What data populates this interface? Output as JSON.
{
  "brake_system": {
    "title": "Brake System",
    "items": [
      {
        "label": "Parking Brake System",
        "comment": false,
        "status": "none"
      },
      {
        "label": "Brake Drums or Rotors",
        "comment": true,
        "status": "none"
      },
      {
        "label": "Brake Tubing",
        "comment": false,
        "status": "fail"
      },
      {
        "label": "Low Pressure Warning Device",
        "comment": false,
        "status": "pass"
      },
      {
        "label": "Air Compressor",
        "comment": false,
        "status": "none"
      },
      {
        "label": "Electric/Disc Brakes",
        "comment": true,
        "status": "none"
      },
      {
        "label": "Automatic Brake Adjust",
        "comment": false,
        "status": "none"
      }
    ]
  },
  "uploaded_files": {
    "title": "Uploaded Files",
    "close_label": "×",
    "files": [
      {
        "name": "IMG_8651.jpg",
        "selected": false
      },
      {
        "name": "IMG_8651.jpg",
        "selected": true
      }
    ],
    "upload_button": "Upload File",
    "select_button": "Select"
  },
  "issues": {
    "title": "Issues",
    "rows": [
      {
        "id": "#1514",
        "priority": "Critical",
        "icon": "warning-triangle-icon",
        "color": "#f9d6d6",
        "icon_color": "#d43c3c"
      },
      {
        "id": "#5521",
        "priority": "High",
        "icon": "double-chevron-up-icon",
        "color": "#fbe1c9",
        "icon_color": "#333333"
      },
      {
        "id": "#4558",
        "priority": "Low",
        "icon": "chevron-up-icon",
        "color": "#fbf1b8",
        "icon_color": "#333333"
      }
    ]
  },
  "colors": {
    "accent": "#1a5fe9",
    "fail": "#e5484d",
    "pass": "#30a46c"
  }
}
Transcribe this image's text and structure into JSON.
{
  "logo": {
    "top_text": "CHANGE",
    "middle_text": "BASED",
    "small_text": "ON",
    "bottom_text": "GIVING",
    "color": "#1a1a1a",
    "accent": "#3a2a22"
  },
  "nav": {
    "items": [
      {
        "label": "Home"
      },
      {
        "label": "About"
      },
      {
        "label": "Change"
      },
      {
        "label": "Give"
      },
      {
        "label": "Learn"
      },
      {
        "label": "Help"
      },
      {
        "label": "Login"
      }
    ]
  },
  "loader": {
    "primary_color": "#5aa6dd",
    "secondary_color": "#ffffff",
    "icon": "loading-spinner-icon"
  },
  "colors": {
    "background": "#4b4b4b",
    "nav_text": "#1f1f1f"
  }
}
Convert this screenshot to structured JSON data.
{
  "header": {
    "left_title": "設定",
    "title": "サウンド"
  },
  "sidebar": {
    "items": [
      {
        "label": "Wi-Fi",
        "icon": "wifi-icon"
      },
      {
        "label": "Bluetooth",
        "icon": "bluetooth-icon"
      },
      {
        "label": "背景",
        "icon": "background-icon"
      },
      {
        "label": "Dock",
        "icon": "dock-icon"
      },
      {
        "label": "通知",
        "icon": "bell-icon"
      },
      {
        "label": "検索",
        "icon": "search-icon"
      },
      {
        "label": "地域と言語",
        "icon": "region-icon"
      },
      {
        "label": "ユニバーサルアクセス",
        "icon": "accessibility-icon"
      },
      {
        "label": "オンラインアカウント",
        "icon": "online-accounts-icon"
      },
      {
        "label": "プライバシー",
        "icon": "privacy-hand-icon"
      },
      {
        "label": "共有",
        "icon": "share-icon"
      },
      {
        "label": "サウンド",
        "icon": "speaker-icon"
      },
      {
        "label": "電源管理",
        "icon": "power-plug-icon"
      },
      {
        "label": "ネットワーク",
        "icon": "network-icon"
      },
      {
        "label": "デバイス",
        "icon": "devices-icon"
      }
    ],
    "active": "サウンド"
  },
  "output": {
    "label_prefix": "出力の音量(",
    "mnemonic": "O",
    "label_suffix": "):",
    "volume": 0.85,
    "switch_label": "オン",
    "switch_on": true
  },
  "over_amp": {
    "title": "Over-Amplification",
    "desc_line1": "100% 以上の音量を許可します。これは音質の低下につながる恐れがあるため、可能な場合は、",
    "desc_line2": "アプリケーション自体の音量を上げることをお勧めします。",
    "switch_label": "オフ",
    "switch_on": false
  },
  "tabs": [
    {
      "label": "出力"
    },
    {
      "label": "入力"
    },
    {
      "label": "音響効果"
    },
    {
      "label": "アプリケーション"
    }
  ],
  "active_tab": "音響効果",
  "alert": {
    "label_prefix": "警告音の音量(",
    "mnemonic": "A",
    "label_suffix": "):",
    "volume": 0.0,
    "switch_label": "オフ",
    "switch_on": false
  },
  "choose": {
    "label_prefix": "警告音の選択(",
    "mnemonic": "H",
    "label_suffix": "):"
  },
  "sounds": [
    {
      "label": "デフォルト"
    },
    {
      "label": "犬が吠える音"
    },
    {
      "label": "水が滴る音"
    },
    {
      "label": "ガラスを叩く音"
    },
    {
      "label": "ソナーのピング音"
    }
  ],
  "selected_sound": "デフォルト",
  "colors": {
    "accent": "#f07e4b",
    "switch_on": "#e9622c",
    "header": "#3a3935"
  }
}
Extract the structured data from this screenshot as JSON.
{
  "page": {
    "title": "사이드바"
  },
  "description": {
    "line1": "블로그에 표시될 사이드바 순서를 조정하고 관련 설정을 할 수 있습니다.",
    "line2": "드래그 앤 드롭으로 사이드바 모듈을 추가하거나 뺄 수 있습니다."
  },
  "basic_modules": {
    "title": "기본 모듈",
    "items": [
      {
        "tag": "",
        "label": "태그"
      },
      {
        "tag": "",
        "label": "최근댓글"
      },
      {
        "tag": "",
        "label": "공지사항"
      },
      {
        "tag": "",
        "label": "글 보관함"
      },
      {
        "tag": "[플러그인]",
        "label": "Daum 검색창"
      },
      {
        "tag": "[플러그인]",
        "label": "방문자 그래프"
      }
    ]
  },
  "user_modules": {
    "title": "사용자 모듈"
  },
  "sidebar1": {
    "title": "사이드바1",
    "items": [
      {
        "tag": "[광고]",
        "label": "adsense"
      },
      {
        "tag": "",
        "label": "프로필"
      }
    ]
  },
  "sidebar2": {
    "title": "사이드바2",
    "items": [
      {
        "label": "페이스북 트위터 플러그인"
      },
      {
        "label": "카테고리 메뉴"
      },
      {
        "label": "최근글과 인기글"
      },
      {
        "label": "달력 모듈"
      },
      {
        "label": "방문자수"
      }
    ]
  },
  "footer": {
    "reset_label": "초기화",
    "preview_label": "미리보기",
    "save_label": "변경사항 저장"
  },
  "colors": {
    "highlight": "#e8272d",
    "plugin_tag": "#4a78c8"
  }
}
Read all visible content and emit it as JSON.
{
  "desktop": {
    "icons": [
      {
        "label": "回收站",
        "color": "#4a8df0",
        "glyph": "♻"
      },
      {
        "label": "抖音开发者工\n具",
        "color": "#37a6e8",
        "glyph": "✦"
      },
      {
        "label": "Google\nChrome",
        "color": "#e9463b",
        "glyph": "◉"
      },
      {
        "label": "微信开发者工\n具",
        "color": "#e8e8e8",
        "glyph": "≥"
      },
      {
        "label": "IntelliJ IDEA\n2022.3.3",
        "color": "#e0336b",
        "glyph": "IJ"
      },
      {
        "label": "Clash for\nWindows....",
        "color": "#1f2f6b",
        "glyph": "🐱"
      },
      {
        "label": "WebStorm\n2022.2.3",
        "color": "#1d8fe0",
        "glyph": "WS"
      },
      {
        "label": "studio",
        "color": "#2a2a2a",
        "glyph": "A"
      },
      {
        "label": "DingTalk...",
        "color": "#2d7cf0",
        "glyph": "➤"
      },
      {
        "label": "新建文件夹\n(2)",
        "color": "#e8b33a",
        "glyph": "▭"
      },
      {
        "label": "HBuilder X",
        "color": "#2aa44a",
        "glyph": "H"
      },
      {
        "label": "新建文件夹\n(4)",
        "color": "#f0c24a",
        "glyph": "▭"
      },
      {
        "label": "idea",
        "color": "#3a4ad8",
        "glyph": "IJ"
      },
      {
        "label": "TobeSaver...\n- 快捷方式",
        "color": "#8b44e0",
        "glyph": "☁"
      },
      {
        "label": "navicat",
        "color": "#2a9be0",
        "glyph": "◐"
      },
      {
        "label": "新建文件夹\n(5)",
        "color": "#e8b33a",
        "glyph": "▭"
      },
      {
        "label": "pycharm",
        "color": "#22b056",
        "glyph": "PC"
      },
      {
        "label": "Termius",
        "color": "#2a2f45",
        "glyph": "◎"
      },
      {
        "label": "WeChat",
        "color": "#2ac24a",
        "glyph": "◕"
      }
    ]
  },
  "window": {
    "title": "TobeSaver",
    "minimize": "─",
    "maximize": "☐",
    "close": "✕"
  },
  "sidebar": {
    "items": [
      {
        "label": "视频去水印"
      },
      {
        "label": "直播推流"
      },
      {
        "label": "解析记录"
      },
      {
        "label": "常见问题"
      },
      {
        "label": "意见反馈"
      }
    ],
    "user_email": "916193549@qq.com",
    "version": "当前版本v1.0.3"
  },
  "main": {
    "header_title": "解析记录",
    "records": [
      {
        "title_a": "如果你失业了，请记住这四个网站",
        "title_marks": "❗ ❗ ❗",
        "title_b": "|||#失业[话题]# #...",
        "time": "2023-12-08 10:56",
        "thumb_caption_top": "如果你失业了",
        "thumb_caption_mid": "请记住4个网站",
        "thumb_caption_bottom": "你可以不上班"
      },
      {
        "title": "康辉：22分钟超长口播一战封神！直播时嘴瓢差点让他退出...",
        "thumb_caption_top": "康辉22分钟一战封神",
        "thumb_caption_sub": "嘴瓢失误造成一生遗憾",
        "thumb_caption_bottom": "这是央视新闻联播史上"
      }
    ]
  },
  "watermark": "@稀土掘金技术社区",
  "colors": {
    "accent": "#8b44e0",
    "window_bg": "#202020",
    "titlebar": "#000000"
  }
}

•••••

→ WHAT IS EXPECTED
Find the word "data" in the material, then list each line that holds it.

→ OUTPUT OF THE TASK
What data populates this interface? Output as JSON.
Convert this screenshot to structured JSON data.
Extract the structured data from this screenshot as JSON.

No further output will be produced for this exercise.